**Data for the task:**
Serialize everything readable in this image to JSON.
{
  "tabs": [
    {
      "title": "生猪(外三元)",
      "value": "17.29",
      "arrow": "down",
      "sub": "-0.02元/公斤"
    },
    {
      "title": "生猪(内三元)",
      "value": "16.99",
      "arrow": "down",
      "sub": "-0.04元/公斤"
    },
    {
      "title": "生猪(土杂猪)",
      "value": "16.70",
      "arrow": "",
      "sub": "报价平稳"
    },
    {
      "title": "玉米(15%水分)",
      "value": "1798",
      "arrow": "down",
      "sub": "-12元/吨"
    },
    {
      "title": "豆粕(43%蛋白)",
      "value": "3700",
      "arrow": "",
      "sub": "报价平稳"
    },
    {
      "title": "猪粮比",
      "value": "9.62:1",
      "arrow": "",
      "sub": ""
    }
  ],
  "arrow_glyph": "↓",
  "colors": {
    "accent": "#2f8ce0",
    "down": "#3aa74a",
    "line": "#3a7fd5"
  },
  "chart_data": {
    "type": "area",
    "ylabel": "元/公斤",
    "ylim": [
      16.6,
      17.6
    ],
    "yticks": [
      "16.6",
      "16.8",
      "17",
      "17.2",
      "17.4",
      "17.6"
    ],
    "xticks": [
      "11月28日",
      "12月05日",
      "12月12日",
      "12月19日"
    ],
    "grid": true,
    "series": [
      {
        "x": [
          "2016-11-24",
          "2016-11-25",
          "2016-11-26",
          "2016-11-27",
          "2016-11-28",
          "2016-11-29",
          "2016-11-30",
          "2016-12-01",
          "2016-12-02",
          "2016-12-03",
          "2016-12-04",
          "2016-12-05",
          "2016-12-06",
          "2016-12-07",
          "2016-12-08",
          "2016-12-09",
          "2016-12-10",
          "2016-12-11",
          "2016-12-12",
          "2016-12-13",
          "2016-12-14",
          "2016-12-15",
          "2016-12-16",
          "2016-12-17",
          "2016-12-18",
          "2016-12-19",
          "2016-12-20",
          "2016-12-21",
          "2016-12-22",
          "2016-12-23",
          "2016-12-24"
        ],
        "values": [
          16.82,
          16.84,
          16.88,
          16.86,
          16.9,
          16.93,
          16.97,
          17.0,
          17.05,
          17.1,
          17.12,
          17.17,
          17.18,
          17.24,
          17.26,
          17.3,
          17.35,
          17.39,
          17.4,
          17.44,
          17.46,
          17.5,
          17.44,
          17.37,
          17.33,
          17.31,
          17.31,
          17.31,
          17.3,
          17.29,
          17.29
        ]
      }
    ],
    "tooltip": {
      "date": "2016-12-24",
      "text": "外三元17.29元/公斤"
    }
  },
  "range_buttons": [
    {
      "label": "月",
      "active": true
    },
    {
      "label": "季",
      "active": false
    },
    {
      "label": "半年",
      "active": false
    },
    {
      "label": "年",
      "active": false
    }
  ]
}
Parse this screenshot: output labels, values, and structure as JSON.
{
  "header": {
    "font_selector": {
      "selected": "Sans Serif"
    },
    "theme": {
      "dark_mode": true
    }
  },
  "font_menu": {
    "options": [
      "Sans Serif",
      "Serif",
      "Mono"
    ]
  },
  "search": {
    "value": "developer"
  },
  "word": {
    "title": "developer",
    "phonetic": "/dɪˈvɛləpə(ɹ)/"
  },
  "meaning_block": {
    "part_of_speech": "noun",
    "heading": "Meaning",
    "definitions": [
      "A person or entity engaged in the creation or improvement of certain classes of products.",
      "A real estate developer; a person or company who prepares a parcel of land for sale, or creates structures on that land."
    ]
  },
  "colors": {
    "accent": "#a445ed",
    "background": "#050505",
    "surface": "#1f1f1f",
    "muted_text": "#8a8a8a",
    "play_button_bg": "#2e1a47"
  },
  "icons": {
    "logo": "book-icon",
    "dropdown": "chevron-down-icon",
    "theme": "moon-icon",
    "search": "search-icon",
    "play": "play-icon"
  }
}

**Goal:**
Go through the records above and retype each one exactly.

**Solution to the exercise:**
Serialize everything readable in this image to JSON.
{
  "tabs": [
    {
      "title": "生猪(外三元)",
      "value": "17.29",
      "arrow": "down",
      "sub": "-0.02元/公斤"
    },
    {
      "title": "生猪(内三元)",
      "value": "16.99",
      "arrow": "down",
      "sub": "-0.04元/公斤"
    },
    {
      "title": "生猪(土杂猪)",
      "value": "16.70",
      "arrow": "",
      "sub": "报价平稳"
    },
    {
      "title": "玉米(15%水分)",
      "value": "1798",
      "arrow": "down",
      "sub": "-12元/吨"
    },
    {
      "title": "豆粕(43%蛋白)",
      "value": "3700",
      "arrow": "",
      "sub": "报价平稳"
    },
    {
      "title": "猪粮比",
      "value": "9.62:1",
      "arrow": "",
      "sub": ""
    }
  ],
  "arrow_glyph": "↓",
  "colors": {
    "accent": "#2f8ce0",
    "down": "#3aa74a",
    "line": "#3a7fd5"
  },
  "chart_data": {
    "type": "area",
    "ylabel": "元/公斤",
    "ylim": [
      16.6,
      17.6
    ],
    "yticks": [
      "16.6",
      "16.8",
      "17",
      "17.2",
      "17.4",
      "17.6"
    ],
    "xticks": [
      "11月28日",
      "12月05日",
      "12月12日",
      "12月19日"
    ],
    "grid": true,
    "series": [
      {
        "x": [
          "2016-11-24",
          "2016-11-25",
          "2016-11-26",
          "2016-11-27",
          "2016-11-28",
          "2016-11-29",
          "2016-11-30",
          "2016-12-01",
          "2016-12-02",
          "2016-12-03",
          "2016-12-04",
          "2016-12-05",
          "2016-12-06",
          "2016-12-07",
          "2016-12-08",
          "2016-12-09",
          "2016-12-10",
          "2016-12-11",
          "2016-12-12",
          "2016-12-13",
          "2016-12-14",
          "2016-12-15",
          "2016-12-16",
          "2016-12-17",
          "2016-12-18",
          "2016-12-19",
          "2016-12-20",
          "2016-12-21",
          "2016-12-22",
          "2016-12-23",
          "2016-12-24"
        ],
        "values": [
          16.82,
          16.84,
          16.88,
          16.86,
          16.9,
          16.93,
          16.97,
          17.0,
          17.05,
          17.1,
          17.12,
          17.17,
          17.18,
          17.24,
          17.26,
          17.3,
          17.35,
          17.39,
          17.4,
          17.44,
          17.46,
          17.5,
          17.44,
          17.37,
          17.33,
          17.31,
          17.31,
          17.31,
          17.3,
          17.29,
          17.29
        ]
      }
    ],
    "tooltip": {
      "date": "2016-12-24",
      "text": "外三元17.29元/公斤"
    }
  },
  "range_buttons": [
    {
      "label": "月",
      "active": true
    },
    {
      "label": "季",
      "active": false
    },
    {
      "label": "半年",
      "active": false
    },
    {
      "label": "年",
      "active": false
    }
  ]
}
Parse this screenshot: output labels, values, and structure as JSON.
{
  "header": {
    "font_selector": {
      "selected": "Sans Serif"
    },
    "theme": {
      "dark_mode": true
    }
  },
  "font_menu": {
    "options": [
      "Sans Serif",
      "Serif",
      "Mono"
    ]
  },
  "search": {
    "value": "developer"
  },
  "word": {
    "title": "developer",
    "phonetic": "/dɪˈvɛləpə(ɹ)/"
  },
  "meaning_block": {
    "part_of_speech": "noun",
    "heading": "Meaning",
    "definitions": [
      "A person or entity engaged in the creation or improvement of certain classes of products.",
      "A real estate developer; a person or company who prepares a parcel of land for sale, or creates structures on that land."
    ]
  },
  "colors": {
    "accent": "#a445ed",
    "background": "#050505",
    "surface": "#1f1f1f",
    "muted_text": "#8a8a8a",
    "play_button_bg": "#2e1a47"
  },
  "icons": {
    "logo": "book-icon",
    "dropdown": "chevron-down-icon",
    "theme": "moon-icon",
    "search": "search-icon",
    "play": "play-icon"
  }
}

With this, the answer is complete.